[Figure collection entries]
== == ==

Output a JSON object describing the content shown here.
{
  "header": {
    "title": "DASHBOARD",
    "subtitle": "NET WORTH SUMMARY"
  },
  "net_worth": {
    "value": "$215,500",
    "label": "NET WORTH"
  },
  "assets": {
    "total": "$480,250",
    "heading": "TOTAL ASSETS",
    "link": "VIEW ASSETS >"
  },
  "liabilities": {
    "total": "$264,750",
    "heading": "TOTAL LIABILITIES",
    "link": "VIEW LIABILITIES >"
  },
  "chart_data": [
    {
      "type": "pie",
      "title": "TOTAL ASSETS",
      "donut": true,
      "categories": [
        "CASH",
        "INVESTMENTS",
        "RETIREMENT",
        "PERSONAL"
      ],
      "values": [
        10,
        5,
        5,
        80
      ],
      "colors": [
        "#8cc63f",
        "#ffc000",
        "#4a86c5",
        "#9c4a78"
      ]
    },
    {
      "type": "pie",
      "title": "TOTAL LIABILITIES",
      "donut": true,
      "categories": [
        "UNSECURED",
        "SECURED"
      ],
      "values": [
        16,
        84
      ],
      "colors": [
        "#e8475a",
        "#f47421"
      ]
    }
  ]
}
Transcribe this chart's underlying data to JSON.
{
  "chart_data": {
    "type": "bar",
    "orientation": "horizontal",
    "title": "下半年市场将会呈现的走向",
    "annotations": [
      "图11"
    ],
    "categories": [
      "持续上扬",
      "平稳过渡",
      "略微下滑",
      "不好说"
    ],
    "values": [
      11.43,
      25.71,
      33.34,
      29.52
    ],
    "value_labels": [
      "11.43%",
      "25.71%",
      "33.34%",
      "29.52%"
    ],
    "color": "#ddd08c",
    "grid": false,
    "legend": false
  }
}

== == ==

Instructions to follow:
Transcribe the material exactly as it reads.

Result below:
Output a JSON object describing the content shown here.
{
  "header": {
    "title": "DASHBOARD",
    "subtitle": "NET WORTH SUMMARY"
  },
  "net_worth": {
    "value": "$215,500",
    "label": "NET WORTH"
  },
  "assets": {
    "total": "$480,250",
    "heading": "TOTAL ASSETS",
    "link": "VIEW ASSETS >"
  },
  "liabilities": {
    "total": "$264,750",
    "heading": "TOTAL LIABILITIES",
    "link": "VIEW LIABILITIES >"
  },
  "chart_data": [
    {
      "type": "pie",
      "title": "TOTAL ASSETS",
      "donut": true,
      "categories": [
        "CASH",
        "INVESTMENTS",
        "RETIREMENT",
        "PERSONAL"
      ],
      "values": [
        10,
        5,
        5,
        80
      ],
      "colors": [
        "#8cc63f",
        "#ffc000",
        "#4a86c5",
        "#9c4a78"
      ]
    },
    {
      "type": "pie",
      "title": "TOTAL LIABILITIES",
      "donut": true,
      "categories": [
        "UNSECURED",
        "SECURED"
      ],
      "values": [
        16,
        84
      ],
      "colors": [
        "#e8475a",
        "#f47421"
      ]
    }
  ]
}
Transcribe this chart's underlying data to JSON.
{
  "chart_data": {
    "type": "bar",
    "orientation": "horizontal",
    "title": "下半年市场将会呈现的走向",
    "annotations": [
      "图11"
    ],
    "categories": [
      "持续上扬",
      "平稳过渡",
      "略微下滑",
      "不好说"
    ],
    "values": [
      11.43,
      25.71,
      33.34,
      29.52
    ],
    "value_labels": [
      "11.43%",
      "25.71%",
      "33.34%",
      "29.52%"
    ],
    "color": "#ddd08c",
    "grid": false,
    "legend": false
  }
}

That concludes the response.